A run of records
+ + + + +

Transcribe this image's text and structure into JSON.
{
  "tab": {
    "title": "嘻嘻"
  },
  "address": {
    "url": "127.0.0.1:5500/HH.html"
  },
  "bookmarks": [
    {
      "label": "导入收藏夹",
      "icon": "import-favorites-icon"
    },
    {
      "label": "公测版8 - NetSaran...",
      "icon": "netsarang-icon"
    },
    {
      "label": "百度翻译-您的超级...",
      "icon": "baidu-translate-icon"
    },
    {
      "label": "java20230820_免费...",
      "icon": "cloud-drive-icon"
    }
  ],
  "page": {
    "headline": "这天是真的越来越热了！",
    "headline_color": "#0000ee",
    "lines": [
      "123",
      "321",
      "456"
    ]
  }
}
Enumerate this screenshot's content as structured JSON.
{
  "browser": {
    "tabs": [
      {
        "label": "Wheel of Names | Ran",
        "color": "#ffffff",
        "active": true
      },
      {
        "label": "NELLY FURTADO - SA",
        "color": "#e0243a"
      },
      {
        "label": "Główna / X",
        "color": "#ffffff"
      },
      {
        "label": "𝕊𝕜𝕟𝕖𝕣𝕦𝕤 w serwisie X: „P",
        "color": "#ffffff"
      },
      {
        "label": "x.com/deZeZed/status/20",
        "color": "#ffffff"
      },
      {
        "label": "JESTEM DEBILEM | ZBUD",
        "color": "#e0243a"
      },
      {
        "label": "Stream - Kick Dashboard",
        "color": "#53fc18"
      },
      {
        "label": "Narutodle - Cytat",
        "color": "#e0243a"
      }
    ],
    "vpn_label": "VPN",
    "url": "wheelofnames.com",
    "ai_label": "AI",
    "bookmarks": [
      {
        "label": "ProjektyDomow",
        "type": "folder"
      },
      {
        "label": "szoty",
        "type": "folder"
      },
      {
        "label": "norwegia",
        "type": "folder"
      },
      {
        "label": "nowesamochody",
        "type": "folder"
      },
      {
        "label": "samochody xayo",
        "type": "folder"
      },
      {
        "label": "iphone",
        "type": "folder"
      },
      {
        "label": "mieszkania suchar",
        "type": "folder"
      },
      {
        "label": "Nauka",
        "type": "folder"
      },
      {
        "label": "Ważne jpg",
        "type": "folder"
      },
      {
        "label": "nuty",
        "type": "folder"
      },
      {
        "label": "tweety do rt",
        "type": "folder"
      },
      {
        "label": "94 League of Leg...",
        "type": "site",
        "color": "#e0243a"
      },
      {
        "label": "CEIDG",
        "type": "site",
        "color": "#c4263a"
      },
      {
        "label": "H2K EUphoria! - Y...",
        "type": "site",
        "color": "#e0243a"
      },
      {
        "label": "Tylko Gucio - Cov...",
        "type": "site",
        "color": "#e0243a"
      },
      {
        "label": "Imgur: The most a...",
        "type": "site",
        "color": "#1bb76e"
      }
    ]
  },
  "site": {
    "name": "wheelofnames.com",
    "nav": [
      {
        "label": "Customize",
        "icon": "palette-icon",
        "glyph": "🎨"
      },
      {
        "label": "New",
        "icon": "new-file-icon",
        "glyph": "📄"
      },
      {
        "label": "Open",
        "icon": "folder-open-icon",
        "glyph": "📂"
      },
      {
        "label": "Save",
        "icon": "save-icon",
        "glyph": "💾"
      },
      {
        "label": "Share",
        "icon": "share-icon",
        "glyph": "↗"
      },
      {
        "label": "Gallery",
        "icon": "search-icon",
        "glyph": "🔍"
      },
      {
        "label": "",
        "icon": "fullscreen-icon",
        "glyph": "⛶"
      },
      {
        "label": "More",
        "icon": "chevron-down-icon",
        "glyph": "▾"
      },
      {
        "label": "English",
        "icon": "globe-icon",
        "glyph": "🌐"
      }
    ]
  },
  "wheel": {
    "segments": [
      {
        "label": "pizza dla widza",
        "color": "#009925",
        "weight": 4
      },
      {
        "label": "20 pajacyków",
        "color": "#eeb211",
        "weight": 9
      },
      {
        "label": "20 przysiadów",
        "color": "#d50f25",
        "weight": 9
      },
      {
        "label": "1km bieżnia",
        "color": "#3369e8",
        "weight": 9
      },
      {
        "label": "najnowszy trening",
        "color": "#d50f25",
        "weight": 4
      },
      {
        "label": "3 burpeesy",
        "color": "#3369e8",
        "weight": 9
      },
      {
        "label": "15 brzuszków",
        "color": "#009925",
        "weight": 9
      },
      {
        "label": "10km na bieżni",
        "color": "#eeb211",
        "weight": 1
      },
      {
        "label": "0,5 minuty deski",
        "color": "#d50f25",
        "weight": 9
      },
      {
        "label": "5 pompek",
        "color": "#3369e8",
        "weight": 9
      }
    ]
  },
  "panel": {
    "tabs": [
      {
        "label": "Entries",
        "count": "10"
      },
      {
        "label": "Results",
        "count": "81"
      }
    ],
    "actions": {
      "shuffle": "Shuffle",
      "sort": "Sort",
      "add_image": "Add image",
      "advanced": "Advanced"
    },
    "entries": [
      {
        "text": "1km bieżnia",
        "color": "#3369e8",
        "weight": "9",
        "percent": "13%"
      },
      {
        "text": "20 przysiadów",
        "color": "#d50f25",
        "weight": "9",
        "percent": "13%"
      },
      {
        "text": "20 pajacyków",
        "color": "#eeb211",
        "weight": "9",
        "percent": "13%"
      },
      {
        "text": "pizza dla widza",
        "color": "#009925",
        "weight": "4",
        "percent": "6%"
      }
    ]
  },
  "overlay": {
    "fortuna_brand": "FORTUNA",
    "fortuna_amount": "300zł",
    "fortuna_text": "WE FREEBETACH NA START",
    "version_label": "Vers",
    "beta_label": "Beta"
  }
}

+ + + + +

WORK TO COMPLETE
Exactly reproduce every line of the records.

ANSWER TO THE EXERCISE
Transcribe this image's text and structure into JSON.
{
  "tab": {
    "title": "嘻嘻"
  },
  "address": {
    "url": "127.0.0.1:5500/HH.html"
  },
  "bookmarks": [
    {
      "label": "导入收藏夹",
      "icon": "import-favorites-icon"
    },
    {
      "label": "公测版8 - NetSaran...",
      "icon": "netsarang-icon"
    },
    {
      "label": "百度翻译-您的超级...",
      "icon": "baidu-translate-icon"
    },
    {
      "label": "java20230820_免费...",
      "icon": "cloud-drive-icon"
    }
  ],
  "page": {
    "headline": "这天是真的越来越热了！",
    "headline_color": "#0000ee",
    "lines": [
      "123",
      "321",
      "456"
    ]
  }
}
Enumerate this screenshot's content as structured JSON.
{
  "browser": {
    "tabs": [
      {
        "label": "Wheel of Names | Ran",
        "color": "#ffffff",
        "active": true
      },
      {
        "label": "NELLY FURTADO - SA",
        "color": "#e0243a"
      },
      {
        "label": "Główna / X",
        "color": "#ffffff"
      },
      {
        "label": "𝕊𝕜𝕟𝕖𝕣𝕦𝕤 w serwisie X: „P",
        "color": "#ffffff"
      },
      {
        "label": "x.com/deZeZed/status/20",
        "color": "#ffffff"
      },
      {
        "label": "JESTEM DEBILEM | ZBUD",
        "color": "#e0243a"
      },
      {
        "label": "Stream - Kick Dashboard",
        "color": "#53fc18"
      },
      {
        "label": "Narutodle - Cytat",
        "color": "#e0243a"
      }
    ],
    "vpn_label": "VPN",
    "url": "wheelofnames.com",
    "ai_label": "AI",
    "bookmarks": [
      {
        "label": "ProjektyDomow",
        "type": "folder"
      },
      {
        "label": "szoty",
        "type": "folder"
      },
      {
        "label": "norwegia",
        "type": "folder"
      },
      {
        "label": "nowesamochody",
        "type": "folder"
      },
      {
        "label": "samochody xayo",
        "type": "folder"
      },
      {
        "label": "iphone",
        "type": "folder"
      },
      {
        "label": "mieszkania suchar",
        "type": "folder"
      },
      {
        "label": "Nauka",
        "type": "folder"
      },
      {
        "label": "Ważne jpg",
        "type": "folder"
      },
      {
        "label": "nuty",
        "type": "folder"
      },
      {
        "label": "tweety do rt",
        "type": "folder"
      },
      {
        "label": "94 League of Leg...",
        "type": "site",
        "color": "#e0243a"
      },
      {
        "label": "CEIDG",
        "type": "site",
        "color": "#c4263a"
      },
      {
        "label": "H2K EUphoria! - Y...",
        "type": "site",
        "color": "#e0243a"
      },
      {
        "label": "Tylko Gucio - Cov...",
        "type": "site",
        "color": "#e0243a"
      },
      {
        "label": "Imgur: The most a...",
        "type": "site",
        "color": "#1bb76e"
      }
    ]
  },
  "site": {
    "name": "wheelofnames.com",
    "nav": [
      {
        "label": "Customize",
        "icon": "palette-icon",
        "glyph": "🎨"
      },
      {
        "label": "New",
        "icon": "new-file-icon",
        "glyph": "📄"
      },
      {
        "label": "Open",
        "icon": "folder-open-icon",
        "glyph": "📂"
      },
      {
        "label": "Save",
        "icon": "save-icon",
        "glyph": "💾"
      },
      {
        "label": "Share",
        "icon": "share-icon",
        "glyph": "↗"
      },
      {
        "label": "Gallery",
        "icon": "search-icon",
        "glyph": "🔍"
      },
      {
        "label": "",
        "icon": "fullscreen-icon",
        "glyph": "⛶"
      },
      {
        "label": "More",
        "icon": "chevron-down-icon",
        "glyph": "▾"
      },
      {
        "label": "English",
        "icon": "globe-icon",
        "glyph": "🌐"
      }
    ]
  },
  "wheel": {
    "segments": [
      {
        "label": "pizza dla widza",
        "color": "#009925",
        "weight": 4
      },
      {
        "label": "20 pajacyków",
        "color": "#eeb211",
        "weight": 9
      },
      {
        "label": "20 przysiadów",
        "color": "#d50f25",
        "weight": 9
      },
      {
        "label": "1km bieżnia",
        "color": "#3369e8",
        "weight": 9
      },
      {
        "label": "najnowszy trening",
        "color": "#d50f25",
        "weight": 4
      },
      {
        "label": "3 burpeesy",
        "color": "#3369e8",
        "weight": 9
      },
      {
        "label": "15 brzuszków",
        "color": "#009925",
        "weight": 9
      },
      {
        "label": "10km na bieżni",
        "color": "#eeb211",
        "weight": 1
      },
      {
        "label": "0,5 minuty deski",
        "color": "#d50f25",
        "weight": 9
      },
      {
        "label": "5 pompek",
        "color": "#3369e8",
        "weight": 9
      }
    ]
  },
  "panel": {
    "tabs": [
      {
        "label": "Entries",
        "count": "10"
      },
      {
        "label": "Results",
        "count": "81"
      }
    ],
    "actions": {
      "shuffle": "Shuffle",
      "sort": "Sort",
      "add_image": "Add image",
      "advanced": "Advanced"
    },
    "entries": [
      {
        "text": "1km bieżnia",
        "color": "#3369e8",
        "weight": "9",
        "percent": "13%"
      },
      {
        "text": "20 przysiadów",
        "color": "#d50f25",
        "weight": "9",
        "percent": "13%"
      },
      {
        "text": "20 pajacyków",
        "color": "#eeb211",
        "weight": "9",
        "percent": "13%"
      },
      {
        "text": "pizza dla widza",
        "color": "#009925",
        "weight": "4",
        "percent": "6%"
      }
    ]
  },
  "overlay": {
    "fortuna_brand": "FORTUNA",
    "fortuna_amount": "300zł",
    "fortuna_text": "WE FREEBETACH NA START",
    "version_label": "Vers",
    "beta_label": "Beta"
  }
}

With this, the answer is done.